[SHORT PROBLEM]
Set each record down exactly, excluding all images.
----- SUPPLIED RECORDS
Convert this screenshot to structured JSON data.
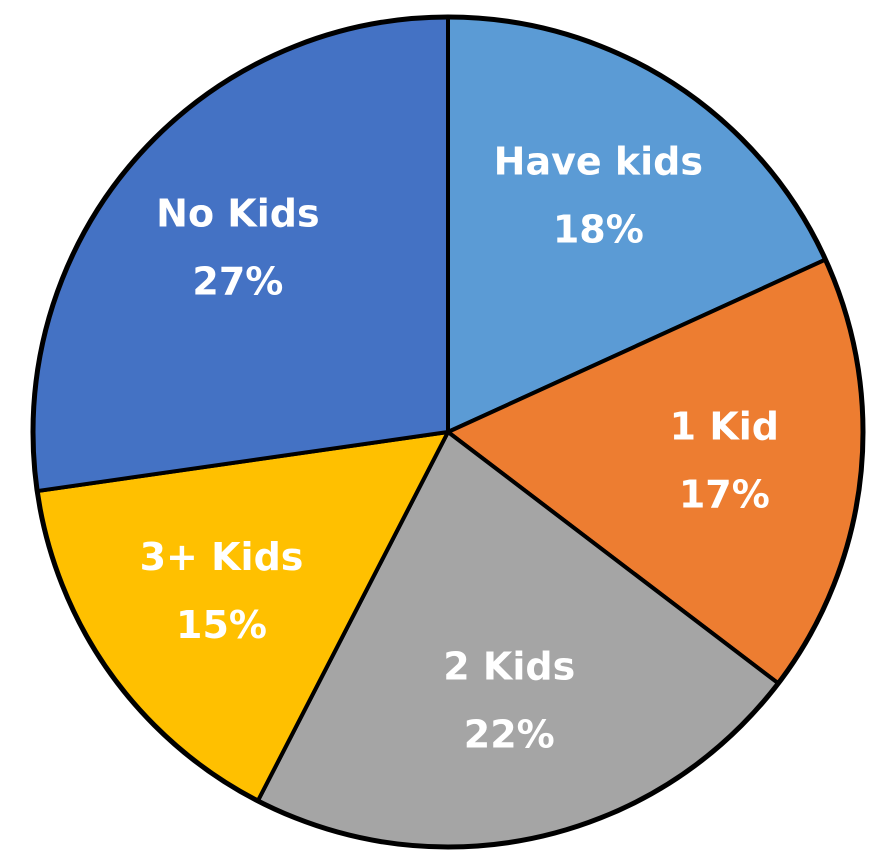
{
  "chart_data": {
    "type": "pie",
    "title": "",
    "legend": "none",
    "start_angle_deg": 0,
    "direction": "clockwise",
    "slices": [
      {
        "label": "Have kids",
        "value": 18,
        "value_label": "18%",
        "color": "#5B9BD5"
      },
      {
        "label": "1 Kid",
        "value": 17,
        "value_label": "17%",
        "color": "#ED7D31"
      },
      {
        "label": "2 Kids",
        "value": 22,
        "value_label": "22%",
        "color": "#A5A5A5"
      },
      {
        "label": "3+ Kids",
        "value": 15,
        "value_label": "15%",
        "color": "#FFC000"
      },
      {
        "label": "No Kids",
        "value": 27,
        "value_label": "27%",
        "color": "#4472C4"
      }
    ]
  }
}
----------
[RESULT OF THE TASK]
Convert this screenshot to structured JSON data.
{
  "chart_data": {
    "type": "pie",
    "title": "",
    "legend": "none",
    "start_angle_deg": 0,
    "direction": "clockwise",
    "slices": [
      {
        "label": "Have kids",
        "value": 18,
        "value_label": "18%",
        "color": "#5B9BD5"
      },
      {
        "label": "1 Kid",
        "value": 17,
        "value_label": "17%",
        "color": "#ED7D31"
      },
      {
        "label": "2 Kids",
        "value": 22,
        "value_label": "22%",
        "color": "#A5A5A5"
      },
      {
        "label": "3+ Kids",
        "value": 15,
        "value_label": "15%",
        "color": "#FFC000"
      },
      {
        "label": "No Kids",
        "value": 27,
        "value_label": "27%",
        "color": "#4472C4"
      }
    ]
  }
}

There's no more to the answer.